Data excerpts:
_ _ _ _ _ _ _

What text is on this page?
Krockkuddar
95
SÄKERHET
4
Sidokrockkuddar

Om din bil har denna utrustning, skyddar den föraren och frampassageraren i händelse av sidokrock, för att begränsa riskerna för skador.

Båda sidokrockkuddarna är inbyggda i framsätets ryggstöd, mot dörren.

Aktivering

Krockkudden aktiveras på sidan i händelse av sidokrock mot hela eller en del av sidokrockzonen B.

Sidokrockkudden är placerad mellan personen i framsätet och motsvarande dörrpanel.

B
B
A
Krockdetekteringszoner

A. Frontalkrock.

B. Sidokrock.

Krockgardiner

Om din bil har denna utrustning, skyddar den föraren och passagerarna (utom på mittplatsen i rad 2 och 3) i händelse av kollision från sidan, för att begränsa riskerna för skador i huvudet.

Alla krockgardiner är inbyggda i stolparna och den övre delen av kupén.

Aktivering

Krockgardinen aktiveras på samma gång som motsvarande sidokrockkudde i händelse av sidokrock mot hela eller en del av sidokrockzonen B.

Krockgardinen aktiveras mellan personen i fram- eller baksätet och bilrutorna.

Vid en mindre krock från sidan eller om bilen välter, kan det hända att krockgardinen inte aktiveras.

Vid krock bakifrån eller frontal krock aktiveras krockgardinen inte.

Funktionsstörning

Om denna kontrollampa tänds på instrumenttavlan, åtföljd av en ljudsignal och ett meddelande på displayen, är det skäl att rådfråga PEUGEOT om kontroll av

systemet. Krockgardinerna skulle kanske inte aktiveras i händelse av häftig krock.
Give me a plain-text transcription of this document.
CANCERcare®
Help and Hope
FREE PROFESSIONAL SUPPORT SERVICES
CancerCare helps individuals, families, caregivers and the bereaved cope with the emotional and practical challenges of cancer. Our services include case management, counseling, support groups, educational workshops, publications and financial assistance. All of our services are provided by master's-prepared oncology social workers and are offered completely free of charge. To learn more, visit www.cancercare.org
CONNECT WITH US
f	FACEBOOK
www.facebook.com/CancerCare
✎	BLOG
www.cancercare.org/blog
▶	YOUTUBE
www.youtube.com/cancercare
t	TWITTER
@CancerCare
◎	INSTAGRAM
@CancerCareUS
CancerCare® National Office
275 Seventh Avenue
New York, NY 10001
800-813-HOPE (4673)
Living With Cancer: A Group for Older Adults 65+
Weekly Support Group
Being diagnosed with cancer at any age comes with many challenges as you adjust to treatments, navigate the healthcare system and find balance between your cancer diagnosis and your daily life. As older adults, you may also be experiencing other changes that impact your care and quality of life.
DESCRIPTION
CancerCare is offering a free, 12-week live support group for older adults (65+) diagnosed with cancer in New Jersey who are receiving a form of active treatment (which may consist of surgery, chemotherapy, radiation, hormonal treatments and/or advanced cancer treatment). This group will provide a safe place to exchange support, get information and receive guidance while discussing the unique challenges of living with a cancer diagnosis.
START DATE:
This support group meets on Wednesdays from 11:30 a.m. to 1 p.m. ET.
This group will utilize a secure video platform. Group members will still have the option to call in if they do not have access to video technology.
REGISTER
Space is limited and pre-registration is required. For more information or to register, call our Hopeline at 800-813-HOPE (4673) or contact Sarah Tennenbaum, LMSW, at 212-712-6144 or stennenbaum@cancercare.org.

_ _ _ _ _ _ _

▶ Problem details: Set down all of the entries exactly, please.

▶ Task answer:
What text is on this page?
Krockkuddar
95
SÄKERHET
4
Sidokrockkuddar

Om din bil har denna utrustning, skyddar den föraren och frampassageraren i händelse av sidokrock, för att begränsa riskerna för skador.

Båda sidokrockkuddarna är inbyggda i framsätets ryggstöd, mot dörren.

Aktivering

Krockkudden aktiveras på sidan i händelse av sidokrock mot hela eller en del av sidokrockzonen B.

Sidokrockkudden är placerad mellan personen i framsätet och motsvarande dörrpanel.

B
B
A
Krockdetekteringszoner

A. Frontalkrock.

B. Sidokrock.

Krockgardiner

Om din bil har denna utrustning, skyddar den föraren och passagerarna (utom på mittplatsen i rad 2 och 3) i händelse av kollision från sidan, för att begränsa riskerna för skador i huvudet.

Alla krockgardiner är inbyggda i stolparna och den övre delen av kupén.

Aktivering

Krockgardinen aktiveras på samma gång som motsvarande sidokrockkudde i händelse av sidokrock mot hela eller en del av sidokrockzonen B.

Krockgardinen aktiveras mellan personen i fram- eller baksätet och bilrutorna.

Vid en mindre krock från sidan eller om bilen välter, kan det hända att krockgardinen inte aktiveras.

Vid krock bakifrån eller frontal krock aktiveras krockgardinen inte.

Funktionsstörning

Om denna kontrollampa tänds på instrumenttavlan, åtföljd av en ljudsignal och ett meddelande på displayen, är det skäl att rådfråga PEUGEOT om kontroll av

systemet. Krockgardinerna skulle kanske inte aktiveras i händelse av häftig krock.
Give me a plain-text transcription of this document.
CANCERcare®
Help and Hope
FREE PROFESSIONAL SUPPORT SERVICES
CancerCare helps individuals, families, caregivers and the bereaved cope with the emotional and practical challenges of cancer. Our services include case management, counseling, support groups, educational workshops, publications and financial assistance. All of our services are provided by master's-prepared oncology social workers and are offered completely free of charge. To learn more, visit www.cancercare.org
CONNECT WITH US
f	FACEBOOK
www.facebook.com/CancerCare
✎	BLOG
www.cancercare.org/blog
▶	YOUTUBE
www.youtube.com/cancercare
t	TWITTER
@CancerCare
◎	INSTAGRAM
@CancerCareUS
CancerCare® National Office
275 Seventh Avenue
New York, NY 10001
800-813-HOPE (4673)
Living With Cancer: A Group for Older Adults 65+
Weekly Support Group
Being diagnosed with cancer at any age comes with many challenges as you adjust to treatments, navigate the healthcare system and find balance between your cancer diagnosis and your daily life. As older adults, you may also be experiencing other changes that impact your care and quality of life.
DESCRIPTION
CancerCare is offering a free, 12-week live support group for older adults (65+) diagnosed with cancer in New Jersey who are receiving a form of active treatment (which may consist of surgery, chemotherapy, radiation, hormonal treatments and/or advanced cancer treatment). This group will provide a safe place to exchange support, get information and receive guidance while discussing the unique challenges of living with a cancer diagnosis.
START DATE:
This support group meets on Wednesdays from 11:30 a.m. to 1 p.m. ET.
This group will utilize a secure video platform. Group members will still have the option to call in if they do not have access to video technology.
REGISTER
Space is limited and pre-registration is required. For more information or to register, call our Hopeline at 800-813-HOPE (4673) or contact Sarah Tennenbaum, LMSW, at 212-712-6144 or stennenbaum@cancercare.org.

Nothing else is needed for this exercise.